* [DATA FOR THIS TASK]
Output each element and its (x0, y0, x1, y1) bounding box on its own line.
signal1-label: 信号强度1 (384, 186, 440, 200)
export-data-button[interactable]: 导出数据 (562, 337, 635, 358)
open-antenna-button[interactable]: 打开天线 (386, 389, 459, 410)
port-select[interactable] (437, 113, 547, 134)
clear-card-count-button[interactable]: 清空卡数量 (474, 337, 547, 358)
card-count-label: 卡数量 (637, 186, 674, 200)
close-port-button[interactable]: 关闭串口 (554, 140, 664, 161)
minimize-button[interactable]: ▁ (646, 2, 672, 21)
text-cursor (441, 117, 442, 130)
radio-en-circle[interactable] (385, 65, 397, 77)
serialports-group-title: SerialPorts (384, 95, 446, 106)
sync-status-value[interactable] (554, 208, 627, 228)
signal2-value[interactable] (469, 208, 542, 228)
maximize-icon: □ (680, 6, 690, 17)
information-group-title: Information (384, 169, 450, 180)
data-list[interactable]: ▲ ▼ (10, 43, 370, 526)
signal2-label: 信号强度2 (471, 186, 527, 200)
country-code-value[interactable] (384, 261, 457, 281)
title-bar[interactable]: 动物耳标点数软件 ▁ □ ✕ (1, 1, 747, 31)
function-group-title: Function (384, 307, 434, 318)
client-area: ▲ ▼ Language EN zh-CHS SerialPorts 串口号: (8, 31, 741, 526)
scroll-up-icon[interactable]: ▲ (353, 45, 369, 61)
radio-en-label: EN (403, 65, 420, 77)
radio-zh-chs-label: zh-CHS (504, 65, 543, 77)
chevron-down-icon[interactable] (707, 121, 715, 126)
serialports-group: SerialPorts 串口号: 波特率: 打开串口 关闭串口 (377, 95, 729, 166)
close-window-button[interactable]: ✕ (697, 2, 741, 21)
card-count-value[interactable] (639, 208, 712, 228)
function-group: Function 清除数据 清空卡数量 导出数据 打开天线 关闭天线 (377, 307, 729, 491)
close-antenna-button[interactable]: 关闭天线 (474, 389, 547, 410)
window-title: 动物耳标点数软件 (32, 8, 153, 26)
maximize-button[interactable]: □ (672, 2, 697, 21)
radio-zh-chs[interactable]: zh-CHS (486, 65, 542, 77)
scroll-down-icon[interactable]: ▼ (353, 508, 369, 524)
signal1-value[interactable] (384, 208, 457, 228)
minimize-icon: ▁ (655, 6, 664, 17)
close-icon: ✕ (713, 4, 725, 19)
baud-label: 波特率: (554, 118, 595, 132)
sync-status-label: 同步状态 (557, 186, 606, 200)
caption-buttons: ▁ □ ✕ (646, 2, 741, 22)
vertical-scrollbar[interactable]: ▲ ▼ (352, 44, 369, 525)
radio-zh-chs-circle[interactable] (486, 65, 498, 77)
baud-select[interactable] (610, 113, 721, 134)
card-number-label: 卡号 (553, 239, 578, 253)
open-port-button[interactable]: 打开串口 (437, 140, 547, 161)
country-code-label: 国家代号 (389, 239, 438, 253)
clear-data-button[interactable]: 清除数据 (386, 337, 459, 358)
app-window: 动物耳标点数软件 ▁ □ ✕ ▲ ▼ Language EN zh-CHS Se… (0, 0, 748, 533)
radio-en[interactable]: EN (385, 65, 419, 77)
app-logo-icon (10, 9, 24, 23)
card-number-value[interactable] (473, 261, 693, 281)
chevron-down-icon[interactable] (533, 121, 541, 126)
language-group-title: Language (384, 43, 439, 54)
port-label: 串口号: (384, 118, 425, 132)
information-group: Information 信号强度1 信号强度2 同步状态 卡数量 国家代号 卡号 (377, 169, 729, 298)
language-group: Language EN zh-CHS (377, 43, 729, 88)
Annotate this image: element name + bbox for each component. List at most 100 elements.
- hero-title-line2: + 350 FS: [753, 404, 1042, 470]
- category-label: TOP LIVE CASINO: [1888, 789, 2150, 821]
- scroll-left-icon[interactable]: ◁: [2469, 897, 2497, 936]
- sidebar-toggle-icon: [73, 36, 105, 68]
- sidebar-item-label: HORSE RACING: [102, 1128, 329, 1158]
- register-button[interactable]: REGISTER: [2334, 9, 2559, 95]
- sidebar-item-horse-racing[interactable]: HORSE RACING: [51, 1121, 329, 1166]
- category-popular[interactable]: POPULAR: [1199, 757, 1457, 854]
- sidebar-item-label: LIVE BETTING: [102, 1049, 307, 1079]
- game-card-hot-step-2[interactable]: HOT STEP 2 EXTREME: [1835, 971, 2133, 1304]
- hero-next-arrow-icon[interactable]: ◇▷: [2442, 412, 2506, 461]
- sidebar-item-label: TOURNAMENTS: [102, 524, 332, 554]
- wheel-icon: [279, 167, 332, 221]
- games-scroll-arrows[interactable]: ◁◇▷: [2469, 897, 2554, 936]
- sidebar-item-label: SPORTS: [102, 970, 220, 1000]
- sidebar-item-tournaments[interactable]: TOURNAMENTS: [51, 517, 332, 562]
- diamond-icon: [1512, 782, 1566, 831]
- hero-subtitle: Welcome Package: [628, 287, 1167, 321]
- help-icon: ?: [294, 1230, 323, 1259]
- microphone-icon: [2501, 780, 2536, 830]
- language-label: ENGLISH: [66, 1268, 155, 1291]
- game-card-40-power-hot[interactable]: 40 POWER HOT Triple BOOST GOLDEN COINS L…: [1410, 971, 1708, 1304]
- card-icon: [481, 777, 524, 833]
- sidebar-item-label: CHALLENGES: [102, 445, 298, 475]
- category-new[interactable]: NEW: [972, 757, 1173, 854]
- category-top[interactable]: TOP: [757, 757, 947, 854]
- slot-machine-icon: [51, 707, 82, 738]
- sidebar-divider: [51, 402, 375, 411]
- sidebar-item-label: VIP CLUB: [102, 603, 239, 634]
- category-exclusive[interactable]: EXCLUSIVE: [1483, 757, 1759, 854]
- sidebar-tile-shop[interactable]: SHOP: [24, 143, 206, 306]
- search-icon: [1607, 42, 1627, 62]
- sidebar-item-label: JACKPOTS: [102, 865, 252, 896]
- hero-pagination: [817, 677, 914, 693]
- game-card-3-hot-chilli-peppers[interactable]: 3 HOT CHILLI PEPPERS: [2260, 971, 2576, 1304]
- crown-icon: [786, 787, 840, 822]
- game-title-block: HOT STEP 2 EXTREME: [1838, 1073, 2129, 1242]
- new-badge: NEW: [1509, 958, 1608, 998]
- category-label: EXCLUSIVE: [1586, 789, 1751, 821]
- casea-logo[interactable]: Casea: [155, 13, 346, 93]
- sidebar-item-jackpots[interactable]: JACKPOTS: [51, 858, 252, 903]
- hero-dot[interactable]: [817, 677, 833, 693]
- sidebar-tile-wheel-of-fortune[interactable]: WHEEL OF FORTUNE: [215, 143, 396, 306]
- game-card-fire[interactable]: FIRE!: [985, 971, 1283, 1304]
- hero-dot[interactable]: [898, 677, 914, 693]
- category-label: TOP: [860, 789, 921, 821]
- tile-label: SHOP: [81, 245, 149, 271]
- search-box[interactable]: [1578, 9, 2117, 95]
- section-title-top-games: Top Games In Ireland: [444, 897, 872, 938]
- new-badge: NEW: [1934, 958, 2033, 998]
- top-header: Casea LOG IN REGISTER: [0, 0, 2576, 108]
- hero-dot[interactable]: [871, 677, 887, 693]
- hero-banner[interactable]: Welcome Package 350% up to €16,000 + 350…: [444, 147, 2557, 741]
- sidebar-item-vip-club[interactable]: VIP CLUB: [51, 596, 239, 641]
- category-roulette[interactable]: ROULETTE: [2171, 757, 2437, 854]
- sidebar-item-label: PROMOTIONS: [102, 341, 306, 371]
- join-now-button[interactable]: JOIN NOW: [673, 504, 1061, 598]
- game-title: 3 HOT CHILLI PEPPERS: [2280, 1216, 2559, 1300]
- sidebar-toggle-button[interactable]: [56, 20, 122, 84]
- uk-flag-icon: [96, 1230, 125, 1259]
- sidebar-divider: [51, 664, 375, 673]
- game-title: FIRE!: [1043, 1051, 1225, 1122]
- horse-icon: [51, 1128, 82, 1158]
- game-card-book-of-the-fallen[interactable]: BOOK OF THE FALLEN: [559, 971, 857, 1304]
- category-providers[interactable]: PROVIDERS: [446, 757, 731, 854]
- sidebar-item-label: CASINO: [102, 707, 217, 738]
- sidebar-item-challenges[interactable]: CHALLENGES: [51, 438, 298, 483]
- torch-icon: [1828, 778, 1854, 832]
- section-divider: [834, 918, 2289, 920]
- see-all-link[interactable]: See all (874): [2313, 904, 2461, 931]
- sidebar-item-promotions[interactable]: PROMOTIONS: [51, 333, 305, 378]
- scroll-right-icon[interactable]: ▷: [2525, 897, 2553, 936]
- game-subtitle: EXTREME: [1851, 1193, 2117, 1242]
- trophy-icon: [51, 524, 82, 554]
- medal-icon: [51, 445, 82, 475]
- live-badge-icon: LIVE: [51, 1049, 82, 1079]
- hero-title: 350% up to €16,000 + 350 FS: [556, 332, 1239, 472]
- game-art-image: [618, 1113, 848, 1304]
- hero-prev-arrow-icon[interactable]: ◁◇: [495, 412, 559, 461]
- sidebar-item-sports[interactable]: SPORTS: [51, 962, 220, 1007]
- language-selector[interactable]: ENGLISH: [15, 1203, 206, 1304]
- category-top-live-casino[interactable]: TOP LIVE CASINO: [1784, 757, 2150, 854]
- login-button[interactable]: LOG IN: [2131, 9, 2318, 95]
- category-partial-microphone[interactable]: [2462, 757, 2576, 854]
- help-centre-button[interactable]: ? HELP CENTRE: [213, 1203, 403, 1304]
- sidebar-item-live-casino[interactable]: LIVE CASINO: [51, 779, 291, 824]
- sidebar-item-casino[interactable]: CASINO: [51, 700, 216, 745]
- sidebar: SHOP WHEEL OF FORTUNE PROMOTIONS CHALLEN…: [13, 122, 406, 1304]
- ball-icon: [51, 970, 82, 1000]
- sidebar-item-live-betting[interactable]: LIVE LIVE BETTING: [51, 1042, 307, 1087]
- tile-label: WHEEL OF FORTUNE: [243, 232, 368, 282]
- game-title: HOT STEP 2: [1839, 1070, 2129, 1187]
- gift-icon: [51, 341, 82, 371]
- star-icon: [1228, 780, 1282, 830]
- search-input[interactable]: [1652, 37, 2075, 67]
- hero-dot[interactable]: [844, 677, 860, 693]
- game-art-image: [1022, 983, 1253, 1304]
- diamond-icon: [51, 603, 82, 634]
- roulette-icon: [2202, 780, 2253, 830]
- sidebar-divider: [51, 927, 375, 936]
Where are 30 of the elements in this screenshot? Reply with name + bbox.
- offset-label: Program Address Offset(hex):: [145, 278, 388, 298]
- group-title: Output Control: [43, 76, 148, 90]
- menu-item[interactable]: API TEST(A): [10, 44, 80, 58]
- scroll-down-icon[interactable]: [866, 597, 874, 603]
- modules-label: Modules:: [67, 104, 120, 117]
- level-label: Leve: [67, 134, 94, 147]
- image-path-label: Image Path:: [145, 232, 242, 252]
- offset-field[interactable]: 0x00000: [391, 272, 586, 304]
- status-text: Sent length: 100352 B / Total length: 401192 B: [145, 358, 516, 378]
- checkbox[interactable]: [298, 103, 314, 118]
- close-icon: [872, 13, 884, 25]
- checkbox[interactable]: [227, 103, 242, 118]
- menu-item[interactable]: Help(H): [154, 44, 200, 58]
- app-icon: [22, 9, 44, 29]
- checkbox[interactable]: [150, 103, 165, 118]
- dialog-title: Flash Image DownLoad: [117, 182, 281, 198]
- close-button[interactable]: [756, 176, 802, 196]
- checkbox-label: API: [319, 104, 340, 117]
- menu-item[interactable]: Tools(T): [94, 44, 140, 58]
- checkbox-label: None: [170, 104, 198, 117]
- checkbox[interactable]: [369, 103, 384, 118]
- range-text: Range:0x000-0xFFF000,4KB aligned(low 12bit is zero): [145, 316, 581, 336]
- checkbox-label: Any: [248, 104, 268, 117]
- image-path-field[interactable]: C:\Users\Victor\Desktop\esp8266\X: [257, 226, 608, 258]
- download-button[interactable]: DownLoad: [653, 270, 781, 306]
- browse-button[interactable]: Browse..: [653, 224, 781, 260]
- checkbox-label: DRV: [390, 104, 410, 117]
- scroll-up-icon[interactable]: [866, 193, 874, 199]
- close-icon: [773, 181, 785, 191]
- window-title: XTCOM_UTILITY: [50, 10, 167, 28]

* [STATED TASK]
Can you rewrite the data from its first line through the line containing "signal2-value[interactable] (469, 208, 542, 228)", changing "bounding box" to "enclosing rectangle" and leaving everything else as it is?

* [SOLVED PROBLEM]
Output each element and its (x0, y0, x1, y1) enclosing rectangle on its own line.
signal1-label: 信号强度1 (384, 186, 440, 200)
export-data-button[interactable]: 导出数据 (562, 337, 635, 358)
open-antenna-button[interactable]: 打开天线 (386, 389, 459, 410)
port-select[interactable] (437, 113, 547, 134)
clear-card-count-button[interactable]: 清空卡数量 (474, 337, 547, 358)
card-count-label: 卡数量 (637, 186, 674, 200)
close-port-button[interactable]: 关闭串口 (554, 140, 664, 161)
minimize-button[interactable]: ▁ (646, 2, 672, 21)
text-cursor (441, 117, 442, 130)
radio-en-circle[interactable] (385, 65, 397, 77)
serialports-group-title: SerialPorts (384, 95, 446, 106)
sync-status-value[interactable] (554, 208, 627, 228)
signal2-value[interactable] (469, 208, 542, 228)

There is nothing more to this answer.